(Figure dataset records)

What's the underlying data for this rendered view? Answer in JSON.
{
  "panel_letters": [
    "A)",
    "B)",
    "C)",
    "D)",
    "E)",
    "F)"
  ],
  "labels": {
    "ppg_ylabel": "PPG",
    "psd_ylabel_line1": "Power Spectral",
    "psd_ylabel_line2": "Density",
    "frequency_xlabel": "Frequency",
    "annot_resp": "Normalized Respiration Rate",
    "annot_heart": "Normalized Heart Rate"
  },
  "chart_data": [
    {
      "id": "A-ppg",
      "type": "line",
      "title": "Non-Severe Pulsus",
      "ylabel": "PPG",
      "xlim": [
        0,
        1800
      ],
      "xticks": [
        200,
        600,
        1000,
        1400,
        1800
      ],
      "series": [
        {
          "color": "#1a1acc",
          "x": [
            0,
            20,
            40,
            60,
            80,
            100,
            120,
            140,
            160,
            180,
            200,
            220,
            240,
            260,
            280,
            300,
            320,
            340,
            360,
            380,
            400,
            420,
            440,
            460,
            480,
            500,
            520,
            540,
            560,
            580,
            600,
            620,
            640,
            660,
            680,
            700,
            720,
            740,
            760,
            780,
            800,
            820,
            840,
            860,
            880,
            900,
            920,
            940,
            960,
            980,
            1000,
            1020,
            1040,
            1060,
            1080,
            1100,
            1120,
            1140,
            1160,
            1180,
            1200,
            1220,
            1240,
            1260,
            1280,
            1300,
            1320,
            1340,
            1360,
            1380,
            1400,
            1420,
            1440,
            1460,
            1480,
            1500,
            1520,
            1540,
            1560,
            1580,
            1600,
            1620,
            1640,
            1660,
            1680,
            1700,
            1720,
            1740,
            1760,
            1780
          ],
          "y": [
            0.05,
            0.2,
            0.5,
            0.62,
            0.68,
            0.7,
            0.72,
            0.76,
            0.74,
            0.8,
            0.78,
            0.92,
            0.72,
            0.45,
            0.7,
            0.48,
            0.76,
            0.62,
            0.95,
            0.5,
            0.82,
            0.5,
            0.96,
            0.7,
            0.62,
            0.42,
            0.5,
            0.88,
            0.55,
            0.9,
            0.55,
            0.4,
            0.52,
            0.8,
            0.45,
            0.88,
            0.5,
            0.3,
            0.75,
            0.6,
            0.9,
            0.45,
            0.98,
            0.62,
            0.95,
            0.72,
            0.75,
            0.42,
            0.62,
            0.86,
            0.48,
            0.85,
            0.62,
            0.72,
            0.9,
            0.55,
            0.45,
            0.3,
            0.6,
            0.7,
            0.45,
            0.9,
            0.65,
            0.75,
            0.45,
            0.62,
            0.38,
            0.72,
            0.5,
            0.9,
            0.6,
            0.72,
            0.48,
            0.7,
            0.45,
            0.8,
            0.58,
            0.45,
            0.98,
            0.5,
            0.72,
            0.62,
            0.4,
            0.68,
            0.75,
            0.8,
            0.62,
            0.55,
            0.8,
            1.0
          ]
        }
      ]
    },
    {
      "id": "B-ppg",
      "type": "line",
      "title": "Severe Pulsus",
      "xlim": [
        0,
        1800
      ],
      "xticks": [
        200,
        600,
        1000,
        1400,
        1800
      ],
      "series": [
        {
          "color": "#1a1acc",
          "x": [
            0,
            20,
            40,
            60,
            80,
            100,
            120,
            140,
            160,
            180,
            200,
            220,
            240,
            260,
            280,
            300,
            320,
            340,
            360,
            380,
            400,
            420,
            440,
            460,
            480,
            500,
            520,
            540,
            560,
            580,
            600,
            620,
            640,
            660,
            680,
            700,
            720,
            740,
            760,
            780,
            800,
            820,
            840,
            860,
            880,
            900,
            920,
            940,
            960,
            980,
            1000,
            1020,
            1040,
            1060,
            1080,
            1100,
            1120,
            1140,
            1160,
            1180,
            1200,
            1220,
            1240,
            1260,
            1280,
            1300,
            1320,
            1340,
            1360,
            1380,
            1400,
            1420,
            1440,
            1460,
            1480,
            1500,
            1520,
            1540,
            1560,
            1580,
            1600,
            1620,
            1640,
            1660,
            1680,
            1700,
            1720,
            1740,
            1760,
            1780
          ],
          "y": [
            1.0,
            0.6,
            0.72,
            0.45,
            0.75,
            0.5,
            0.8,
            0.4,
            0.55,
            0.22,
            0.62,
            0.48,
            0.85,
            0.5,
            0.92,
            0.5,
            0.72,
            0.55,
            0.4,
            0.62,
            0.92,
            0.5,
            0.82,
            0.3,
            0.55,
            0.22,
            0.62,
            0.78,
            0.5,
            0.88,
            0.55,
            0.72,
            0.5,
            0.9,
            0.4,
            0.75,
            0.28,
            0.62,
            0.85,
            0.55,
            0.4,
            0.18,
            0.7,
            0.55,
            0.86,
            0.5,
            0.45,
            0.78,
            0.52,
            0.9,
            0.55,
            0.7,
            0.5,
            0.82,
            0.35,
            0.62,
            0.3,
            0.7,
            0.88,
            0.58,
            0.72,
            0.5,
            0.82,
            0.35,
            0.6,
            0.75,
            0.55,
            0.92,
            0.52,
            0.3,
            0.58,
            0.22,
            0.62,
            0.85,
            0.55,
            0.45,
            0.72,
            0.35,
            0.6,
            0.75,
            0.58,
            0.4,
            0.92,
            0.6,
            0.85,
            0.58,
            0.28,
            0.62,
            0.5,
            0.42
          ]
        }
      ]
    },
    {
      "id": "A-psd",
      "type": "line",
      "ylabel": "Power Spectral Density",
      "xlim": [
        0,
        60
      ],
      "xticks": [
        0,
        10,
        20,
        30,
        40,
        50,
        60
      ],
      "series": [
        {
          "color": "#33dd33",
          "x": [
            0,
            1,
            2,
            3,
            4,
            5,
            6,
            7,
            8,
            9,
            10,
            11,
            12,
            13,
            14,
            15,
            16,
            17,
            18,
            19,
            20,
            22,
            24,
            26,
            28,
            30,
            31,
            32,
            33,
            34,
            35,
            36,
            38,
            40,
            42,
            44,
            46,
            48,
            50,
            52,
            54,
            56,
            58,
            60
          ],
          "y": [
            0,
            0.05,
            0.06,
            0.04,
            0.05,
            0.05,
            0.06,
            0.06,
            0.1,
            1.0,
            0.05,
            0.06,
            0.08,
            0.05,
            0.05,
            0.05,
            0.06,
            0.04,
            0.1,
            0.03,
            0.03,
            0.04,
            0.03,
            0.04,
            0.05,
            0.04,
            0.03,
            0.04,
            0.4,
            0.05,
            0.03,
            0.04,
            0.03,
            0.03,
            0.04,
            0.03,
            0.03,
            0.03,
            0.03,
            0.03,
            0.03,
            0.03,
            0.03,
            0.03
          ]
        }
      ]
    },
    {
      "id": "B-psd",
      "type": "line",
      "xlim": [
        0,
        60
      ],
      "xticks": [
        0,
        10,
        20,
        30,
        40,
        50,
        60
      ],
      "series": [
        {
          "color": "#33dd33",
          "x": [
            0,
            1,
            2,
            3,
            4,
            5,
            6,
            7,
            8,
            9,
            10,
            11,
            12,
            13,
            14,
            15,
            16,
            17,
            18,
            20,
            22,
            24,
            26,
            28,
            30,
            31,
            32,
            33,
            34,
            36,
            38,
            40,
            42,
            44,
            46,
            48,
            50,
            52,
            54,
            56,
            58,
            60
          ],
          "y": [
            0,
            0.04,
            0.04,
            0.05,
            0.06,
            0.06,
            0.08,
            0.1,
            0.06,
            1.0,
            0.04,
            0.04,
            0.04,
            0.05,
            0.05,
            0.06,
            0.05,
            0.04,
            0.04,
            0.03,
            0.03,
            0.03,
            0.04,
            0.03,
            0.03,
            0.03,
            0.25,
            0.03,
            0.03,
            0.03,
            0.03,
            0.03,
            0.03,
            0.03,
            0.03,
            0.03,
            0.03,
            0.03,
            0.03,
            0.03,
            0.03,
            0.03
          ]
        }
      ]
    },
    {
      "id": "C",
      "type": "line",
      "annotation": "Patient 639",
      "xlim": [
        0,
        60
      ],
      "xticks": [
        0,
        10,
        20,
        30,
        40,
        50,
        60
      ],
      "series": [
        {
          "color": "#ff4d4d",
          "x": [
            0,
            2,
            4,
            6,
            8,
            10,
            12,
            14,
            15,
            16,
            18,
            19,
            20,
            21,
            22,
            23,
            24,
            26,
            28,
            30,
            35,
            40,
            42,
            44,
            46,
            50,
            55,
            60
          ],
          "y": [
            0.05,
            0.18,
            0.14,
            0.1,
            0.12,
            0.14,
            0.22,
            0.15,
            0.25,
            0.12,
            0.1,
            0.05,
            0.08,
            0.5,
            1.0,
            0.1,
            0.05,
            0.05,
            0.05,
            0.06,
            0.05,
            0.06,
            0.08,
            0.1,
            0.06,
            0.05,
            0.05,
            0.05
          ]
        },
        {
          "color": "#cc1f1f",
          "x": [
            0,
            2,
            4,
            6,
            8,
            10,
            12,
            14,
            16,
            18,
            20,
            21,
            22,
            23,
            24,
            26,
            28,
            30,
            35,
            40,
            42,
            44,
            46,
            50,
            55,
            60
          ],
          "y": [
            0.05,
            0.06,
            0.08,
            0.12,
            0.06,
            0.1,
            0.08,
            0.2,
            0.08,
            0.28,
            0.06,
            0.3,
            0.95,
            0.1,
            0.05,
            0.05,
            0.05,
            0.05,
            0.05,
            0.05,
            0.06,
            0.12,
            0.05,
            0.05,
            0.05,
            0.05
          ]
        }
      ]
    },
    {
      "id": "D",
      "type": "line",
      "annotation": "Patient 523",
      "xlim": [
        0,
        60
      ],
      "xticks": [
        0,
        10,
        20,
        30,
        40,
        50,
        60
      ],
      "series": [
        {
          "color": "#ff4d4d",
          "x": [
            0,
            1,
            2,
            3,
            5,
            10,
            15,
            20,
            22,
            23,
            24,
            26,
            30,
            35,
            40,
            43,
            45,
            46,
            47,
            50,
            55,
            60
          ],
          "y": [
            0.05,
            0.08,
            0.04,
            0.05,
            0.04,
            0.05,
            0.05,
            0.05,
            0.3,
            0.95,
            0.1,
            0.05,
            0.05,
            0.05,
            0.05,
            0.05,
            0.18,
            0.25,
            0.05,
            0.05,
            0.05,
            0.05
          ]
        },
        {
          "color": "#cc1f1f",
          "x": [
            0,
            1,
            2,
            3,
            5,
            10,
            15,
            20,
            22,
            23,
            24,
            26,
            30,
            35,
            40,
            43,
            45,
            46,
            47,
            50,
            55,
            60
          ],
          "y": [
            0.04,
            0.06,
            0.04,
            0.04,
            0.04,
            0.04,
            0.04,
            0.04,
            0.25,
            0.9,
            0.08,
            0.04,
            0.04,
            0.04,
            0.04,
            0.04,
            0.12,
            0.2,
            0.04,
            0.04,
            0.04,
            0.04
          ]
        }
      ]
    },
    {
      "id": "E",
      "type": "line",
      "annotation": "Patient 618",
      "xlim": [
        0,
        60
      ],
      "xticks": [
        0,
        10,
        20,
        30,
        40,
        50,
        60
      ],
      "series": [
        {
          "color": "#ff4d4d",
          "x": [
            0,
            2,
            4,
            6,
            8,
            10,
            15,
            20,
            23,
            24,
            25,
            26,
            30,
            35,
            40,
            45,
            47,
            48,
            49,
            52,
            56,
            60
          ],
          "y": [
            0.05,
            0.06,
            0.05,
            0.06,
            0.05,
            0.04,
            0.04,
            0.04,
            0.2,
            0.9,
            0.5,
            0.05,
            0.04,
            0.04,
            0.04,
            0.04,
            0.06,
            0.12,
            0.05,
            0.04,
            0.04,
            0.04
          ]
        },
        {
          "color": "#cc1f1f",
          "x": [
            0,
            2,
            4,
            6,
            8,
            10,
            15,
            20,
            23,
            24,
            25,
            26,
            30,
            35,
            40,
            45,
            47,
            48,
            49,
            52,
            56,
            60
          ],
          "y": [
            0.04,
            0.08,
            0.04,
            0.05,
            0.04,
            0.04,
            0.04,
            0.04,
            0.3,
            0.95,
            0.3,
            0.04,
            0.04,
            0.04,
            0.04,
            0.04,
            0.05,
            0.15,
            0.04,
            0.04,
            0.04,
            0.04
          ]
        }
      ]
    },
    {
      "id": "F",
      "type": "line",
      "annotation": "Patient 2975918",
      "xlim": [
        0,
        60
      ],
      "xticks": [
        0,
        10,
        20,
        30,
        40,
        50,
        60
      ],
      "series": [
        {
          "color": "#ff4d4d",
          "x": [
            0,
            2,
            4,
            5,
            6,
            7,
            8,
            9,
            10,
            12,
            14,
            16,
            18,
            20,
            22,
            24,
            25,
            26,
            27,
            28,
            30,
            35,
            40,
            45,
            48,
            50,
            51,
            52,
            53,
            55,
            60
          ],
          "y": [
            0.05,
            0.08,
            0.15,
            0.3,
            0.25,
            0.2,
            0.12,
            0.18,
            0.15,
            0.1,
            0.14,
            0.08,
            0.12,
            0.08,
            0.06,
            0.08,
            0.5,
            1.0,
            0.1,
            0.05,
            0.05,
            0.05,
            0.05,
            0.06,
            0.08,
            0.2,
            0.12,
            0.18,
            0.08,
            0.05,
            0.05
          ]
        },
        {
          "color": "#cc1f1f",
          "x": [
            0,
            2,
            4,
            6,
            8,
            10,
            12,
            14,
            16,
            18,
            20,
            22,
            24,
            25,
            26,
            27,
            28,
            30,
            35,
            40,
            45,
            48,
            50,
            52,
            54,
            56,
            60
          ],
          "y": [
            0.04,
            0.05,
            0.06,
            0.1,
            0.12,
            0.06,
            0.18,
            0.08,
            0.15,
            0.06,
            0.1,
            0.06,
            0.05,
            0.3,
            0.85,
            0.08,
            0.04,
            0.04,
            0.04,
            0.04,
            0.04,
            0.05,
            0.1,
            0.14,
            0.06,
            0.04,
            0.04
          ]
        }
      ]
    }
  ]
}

(Exercise task) Consider the entries above and return each line with the string "Normalized".

(Exercise solution)
    "annot_resp": "Normalized Respiration Rate",
    "annot_heart": "Normalized Heart Rate"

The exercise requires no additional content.